* _CHALLENGE_
In the entries below, count each line holding the word "What". Answer with the total alone.
• • • • • • •
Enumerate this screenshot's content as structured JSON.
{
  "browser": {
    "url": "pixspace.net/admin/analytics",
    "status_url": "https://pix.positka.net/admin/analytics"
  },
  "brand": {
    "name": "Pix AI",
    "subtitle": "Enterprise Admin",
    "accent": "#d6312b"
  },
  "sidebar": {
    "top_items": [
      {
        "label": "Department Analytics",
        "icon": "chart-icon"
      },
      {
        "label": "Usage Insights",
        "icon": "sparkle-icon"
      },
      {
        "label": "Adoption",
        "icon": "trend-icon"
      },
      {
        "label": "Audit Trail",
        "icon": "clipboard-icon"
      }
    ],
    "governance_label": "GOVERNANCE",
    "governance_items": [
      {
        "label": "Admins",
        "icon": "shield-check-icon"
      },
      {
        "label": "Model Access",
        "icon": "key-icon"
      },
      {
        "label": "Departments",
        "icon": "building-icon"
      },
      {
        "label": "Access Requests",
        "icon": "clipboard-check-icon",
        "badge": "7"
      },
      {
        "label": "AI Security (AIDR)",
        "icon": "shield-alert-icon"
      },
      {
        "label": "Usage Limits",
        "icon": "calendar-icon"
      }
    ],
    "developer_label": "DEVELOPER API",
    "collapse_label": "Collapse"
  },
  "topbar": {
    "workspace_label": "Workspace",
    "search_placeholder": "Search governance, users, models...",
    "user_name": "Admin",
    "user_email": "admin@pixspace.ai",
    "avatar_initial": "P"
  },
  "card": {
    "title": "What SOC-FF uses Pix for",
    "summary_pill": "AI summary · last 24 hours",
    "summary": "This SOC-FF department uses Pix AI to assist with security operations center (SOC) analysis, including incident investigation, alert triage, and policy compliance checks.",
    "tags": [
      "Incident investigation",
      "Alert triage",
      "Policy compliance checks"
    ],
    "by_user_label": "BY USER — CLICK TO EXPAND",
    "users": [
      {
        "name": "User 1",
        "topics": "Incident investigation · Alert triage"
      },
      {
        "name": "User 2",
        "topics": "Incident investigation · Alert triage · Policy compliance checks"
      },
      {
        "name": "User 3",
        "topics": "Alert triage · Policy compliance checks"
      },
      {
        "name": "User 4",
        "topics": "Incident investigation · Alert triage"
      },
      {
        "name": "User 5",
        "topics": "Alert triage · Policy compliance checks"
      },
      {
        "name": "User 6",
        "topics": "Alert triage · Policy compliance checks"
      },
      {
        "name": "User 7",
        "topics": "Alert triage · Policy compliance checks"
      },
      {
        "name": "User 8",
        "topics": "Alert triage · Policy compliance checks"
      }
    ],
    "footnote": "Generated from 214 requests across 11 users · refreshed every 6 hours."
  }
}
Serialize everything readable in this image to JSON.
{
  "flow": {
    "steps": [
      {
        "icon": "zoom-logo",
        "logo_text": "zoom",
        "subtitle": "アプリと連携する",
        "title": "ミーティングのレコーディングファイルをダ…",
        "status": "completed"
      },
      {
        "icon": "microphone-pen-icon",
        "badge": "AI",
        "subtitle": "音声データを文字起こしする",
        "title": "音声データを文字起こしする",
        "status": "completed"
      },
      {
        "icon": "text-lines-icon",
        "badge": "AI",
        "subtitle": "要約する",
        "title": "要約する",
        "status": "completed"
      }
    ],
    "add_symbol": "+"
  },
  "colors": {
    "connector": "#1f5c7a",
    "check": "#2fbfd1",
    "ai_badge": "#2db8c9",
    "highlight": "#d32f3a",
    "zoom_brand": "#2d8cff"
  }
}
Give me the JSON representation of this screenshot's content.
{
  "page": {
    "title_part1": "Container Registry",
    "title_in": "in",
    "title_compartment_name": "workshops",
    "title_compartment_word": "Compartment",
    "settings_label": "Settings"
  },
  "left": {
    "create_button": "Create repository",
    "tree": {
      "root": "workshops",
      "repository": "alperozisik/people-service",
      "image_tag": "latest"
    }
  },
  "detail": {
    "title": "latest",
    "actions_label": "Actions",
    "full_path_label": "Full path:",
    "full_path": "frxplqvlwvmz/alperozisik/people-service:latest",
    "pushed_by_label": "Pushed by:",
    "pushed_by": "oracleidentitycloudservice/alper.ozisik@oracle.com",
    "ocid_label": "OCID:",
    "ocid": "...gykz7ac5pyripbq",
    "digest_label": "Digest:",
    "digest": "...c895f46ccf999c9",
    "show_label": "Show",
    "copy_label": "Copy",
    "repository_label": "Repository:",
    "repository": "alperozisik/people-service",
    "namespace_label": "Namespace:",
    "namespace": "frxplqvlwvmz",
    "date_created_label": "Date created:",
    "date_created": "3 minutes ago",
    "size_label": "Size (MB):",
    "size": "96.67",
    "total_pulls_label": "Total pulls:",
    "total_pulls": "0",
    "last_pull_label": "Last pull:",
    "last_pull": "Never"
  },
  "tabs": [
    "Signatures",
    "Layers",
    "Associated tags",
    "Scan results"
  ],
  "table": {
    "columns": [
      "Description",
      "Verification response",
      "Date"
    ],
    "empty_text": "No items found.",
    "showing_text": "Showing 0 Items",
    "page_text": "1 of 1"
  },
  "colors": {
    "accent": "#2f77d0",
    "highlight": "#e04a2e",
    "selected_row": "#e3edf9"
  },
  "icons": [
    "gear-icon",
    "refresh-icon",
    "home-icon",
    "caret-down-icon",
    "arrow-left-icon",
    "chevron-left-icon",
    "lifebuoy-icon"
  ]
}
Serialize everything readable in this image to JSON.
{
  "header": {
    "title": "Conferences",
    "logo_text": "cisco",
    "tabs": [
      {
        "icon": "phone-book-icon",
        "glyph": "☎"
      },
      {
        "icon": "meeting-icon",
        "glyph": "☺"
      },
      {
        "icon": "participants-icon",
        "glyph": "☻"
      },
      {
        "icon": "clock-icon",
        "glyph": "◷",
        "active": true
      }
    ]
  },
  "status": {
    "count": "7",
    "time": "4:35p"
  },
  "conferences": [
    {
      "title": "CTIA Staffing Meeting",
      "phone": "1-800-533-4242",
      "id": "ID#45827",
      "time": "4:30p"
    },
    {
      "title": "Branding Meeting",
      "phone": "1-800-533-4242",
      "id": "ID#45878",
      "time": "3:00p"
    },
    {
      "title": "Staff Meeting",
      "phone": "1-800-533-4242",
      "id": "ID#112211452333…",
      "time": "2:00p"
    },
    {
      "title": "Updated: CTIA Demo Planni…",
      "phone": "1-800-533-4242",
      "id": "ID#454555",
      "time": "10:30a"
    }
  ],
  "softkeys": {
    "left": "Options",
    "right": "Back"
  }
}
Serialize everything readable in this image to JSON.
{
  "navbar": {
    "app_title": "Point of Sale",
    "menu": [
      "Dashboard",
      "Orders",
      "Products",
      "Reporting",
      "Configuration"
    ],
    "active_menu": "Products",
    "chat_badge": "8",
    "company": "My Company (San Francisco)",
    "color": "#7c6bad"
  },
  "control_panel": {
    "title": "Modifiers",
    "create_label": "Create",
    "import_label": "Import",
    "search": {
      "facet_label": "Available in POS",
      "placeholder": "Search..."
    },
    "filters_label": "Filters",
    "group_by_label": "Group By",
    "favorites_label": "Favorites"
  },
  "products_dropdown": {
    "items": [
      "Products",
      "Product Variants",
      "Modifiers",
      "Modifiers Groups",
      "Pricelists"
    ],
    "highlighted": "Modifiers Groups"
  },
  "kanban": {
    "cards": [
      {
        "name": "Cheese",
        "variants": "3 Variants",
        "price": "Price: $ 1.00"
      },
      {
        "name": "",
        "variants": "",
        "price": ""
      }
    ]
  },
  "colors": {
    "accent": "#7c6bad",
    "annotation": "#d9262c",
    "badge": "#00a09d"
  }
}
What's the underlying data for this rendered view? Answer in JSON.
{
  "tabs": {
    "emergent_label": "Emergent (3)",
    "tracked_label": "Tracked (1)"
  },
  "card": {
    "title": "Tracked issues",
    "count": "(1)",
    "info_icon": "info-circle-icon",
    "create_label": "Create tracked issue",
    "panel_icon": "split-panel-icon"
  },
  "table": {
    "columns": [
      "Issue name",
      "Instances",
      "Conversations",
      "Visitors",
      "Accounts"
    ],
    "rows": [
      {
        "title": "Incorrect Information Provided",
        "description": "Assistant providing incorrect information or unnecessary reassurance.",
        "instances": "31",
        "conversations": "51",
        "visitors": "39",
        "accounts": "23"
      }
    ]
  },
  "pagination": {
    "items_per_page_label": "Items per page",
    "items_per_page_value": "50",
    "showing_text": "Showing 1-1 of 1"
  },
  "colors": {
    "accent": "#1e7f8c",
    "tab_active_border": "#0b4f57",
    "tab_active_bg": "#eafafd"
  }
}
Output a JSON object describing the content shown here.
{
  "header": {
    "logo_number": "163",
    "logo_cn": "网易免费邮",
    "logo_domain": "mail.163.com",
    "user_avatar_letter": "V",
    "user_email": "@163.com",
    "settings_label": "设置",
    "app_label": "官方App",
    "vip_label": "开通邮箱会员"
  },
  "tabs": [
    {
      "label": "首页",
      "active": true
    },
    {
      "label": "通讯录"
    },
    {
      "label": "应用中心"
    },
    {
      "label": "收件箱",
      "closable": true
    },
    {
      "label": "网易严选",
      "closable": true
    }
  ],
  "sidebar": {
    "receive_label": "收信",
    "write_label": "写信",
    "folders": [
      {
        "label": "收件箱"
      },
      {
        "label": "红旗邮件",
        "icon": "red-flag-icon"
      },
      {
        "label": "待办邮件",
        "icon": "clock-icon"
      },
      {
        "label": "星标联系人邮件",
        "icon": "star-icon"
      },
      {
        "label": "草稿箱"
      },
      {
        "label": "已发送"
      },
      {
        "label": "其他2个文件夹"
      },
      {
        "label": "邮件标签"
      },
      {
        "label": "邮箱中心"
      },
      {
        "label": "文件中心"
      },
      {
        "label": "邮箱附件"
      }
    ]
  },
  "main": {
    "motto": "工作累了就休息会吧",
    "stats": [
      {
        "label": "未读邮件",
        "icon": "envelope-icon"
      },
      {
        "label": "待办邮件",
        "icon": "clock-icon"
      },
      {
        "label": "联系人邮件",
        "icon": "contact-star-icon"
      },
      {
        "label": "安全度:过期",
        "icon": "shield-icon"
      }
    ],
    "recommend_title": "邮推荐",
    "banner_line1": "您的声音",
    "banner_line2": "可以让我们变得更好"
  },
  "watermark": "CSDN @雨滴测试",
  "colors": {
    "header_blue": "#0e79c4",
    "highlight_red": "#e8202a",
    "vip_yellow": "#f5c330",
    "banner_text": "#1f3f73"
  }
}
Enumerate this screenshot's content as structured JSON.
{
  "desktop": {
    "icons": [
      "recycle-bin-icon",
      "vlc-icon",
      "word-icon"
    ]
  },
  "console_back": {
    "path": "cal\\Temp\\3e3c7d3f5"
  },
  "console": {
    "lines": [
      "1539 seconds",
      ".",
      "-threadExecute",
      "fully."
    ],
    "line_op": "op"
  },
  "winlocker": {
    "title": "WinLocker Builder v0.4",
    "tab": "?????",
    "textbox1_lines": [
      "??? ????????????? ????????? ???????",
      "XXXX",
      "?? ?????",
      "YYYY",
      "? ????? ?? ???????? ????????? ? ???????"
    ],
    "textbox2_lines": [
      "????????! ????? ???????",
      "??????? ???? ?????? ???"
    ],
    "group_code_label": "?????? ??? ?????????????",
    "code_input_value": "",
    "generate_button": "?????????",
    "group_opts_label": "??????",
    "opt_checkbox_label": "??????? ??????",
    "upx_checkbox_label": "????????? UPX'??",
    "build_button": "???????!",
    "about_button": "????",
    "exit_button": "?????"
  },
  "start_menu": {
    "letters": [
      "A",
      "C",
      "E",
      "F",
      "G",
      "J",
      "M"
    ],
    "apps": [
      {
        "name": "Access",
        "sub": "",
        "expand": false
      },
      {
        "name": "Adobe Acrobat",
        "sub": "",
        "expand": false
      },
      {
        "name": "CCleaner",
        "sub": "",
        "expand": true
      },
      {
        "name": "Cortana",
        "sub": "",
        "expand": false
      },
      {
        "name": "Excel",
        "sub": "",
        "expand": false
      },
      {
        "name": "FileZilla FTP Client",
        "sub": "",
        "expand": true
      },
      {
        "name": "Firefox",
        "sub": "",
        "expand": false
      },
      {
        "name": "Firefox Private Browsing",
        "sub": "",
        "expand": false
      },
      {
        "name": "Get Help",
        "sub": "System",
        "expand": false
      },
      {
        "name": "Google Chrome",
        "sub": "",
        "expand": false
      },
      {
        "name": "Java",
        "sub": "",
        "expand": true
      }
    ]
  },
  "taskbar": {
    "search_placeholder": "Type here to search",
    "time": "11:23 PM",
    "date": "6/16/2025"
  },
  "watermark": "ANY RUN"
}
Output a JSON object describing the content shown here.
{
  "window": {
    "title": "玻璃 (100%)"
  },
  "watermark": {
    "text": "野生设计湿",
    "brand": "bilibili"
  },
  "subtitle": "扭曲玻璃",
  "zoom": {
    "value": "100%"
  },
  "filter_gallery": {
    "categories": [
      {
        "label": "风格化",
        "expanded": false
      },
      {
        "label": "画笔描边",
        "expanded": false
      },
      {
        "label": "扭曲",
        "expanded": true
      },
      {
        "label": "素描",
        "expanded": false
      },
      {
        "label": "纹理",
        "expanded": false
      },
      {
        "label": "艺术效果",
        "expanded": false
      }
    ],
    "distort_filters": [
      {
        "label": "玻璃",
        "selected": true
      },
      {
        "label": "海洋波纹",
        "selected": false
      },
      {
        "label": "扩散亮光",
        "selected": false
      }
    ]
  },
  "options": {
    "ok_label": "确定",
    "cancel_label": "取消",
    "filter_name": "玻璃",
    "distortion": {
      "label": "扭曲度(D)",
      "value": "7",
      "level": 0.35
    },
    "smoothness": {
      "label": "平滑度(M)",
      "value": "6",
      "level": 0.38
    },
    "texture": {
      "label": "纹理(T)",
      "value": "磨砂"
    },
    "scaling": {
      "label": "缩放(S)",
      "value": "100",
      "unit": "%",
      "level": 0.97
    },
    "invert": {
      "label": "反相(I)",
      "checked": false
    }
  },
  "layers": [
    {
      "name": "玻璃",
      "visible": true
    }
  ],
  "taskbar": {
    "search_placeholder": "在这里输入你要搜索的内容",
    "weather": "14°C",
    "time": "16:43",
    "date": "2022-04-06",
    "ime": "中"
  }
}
• • • • • • •
* _EXPECTED ANSWER_
2